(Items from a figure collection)

— START —

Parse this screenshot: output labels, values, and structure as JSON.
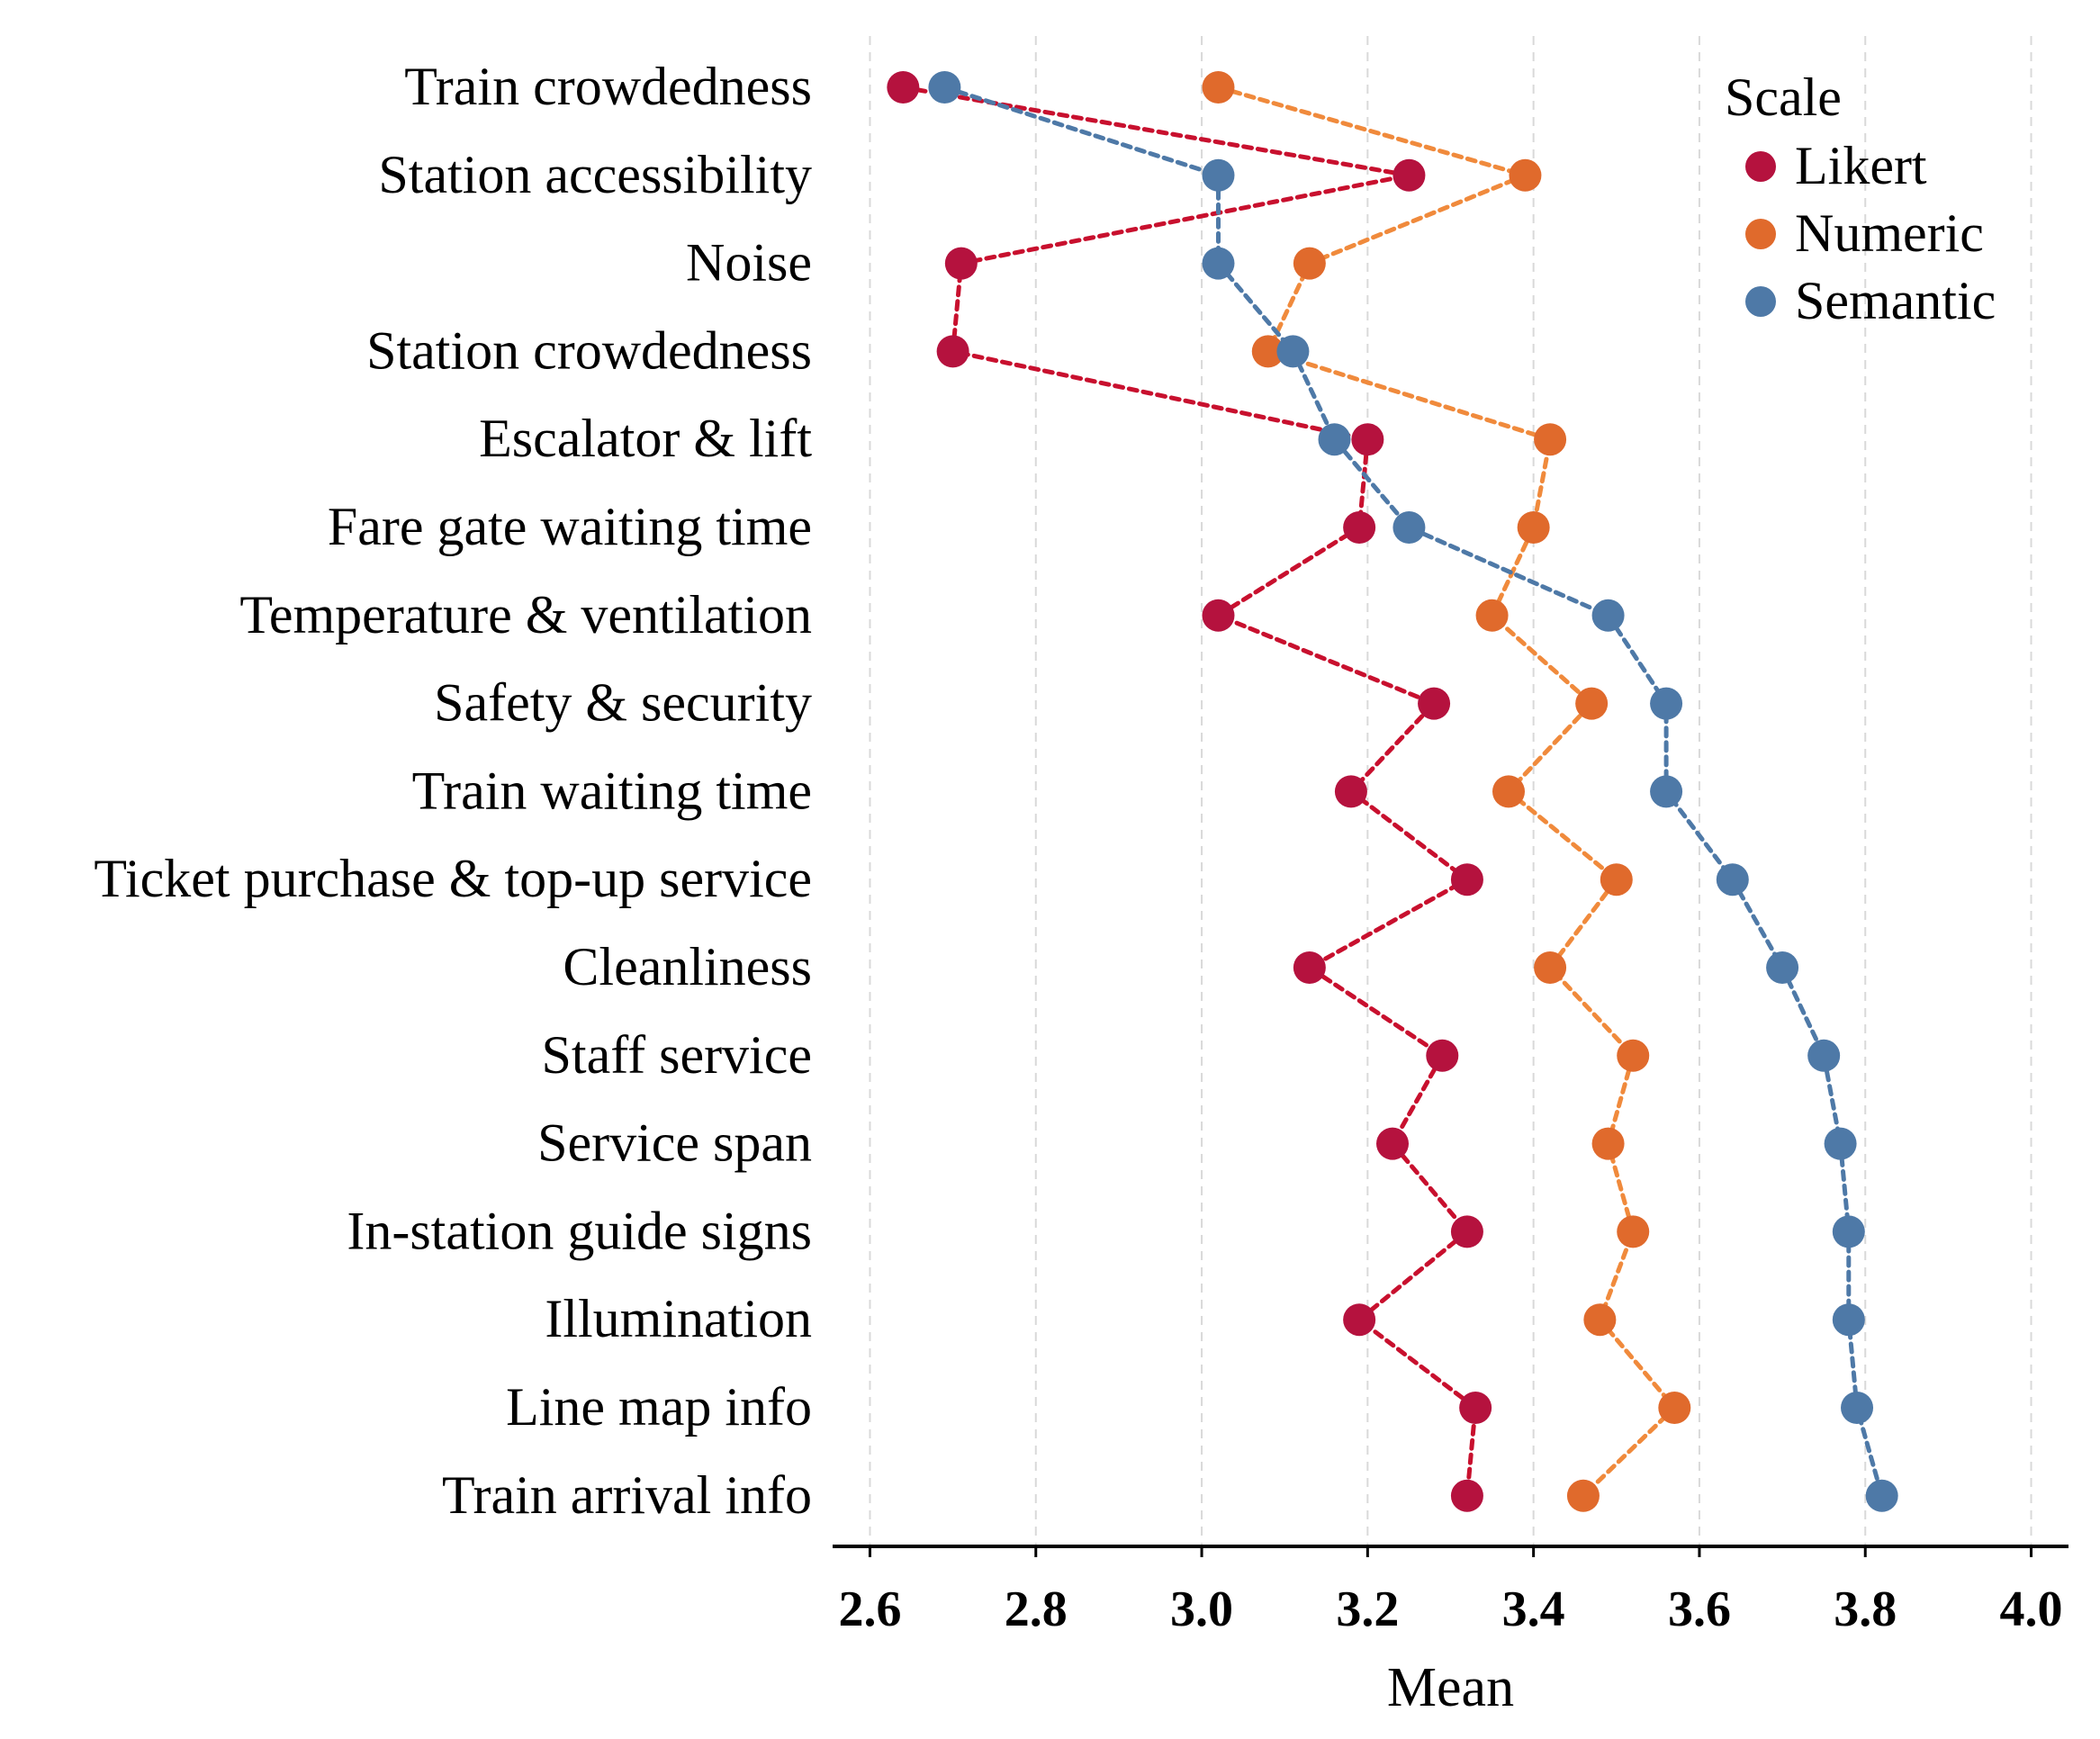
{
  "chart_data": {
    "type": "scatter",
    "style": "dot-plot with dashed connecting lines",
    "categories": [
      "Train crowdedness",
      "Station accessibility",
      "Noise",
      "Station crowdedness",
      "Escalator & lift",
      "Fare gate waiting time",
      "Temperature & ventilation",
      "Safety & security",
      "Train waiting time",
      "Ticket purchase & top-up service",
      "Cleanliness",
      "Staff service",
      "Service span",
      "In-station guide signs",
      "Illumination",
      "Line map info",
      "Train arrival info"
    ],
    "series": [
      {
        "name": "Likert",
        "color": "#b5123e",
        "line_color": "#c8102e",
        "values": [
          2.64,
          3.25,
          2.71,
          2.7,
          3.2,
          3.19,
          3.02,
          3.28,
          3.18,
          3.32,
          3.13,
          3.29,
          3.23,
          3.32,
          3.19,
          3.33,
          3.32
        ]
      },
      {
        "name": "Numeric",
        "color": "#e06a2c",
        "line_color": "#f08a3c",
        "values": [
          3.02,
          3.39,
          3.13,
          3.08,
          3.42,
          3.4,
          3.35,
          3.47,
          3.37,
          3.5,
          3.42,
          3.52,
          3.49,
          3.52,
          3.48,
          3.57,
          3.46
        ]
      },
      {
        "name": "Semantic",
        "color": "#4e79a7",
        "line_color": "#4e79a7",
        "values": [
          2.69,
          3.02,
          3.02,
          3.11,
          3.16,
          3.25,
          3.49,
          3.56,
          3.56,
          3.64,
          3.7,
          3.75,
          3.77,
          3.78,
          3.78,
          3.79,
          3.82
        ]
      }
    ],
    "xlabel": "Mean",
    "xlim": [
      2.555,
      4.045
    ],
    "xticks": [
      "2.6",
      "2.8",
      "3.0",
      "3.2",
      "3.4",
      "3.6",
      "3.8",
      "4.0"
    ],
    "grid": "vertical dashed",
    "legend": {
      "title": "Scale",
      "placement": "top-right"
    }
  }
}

— END —

Scan the material above for the word "crowdedness". Copy each line where it occurs.

* [EXERCISE ANSWER]
      "Train crowdedness",
      "Station crowdedness",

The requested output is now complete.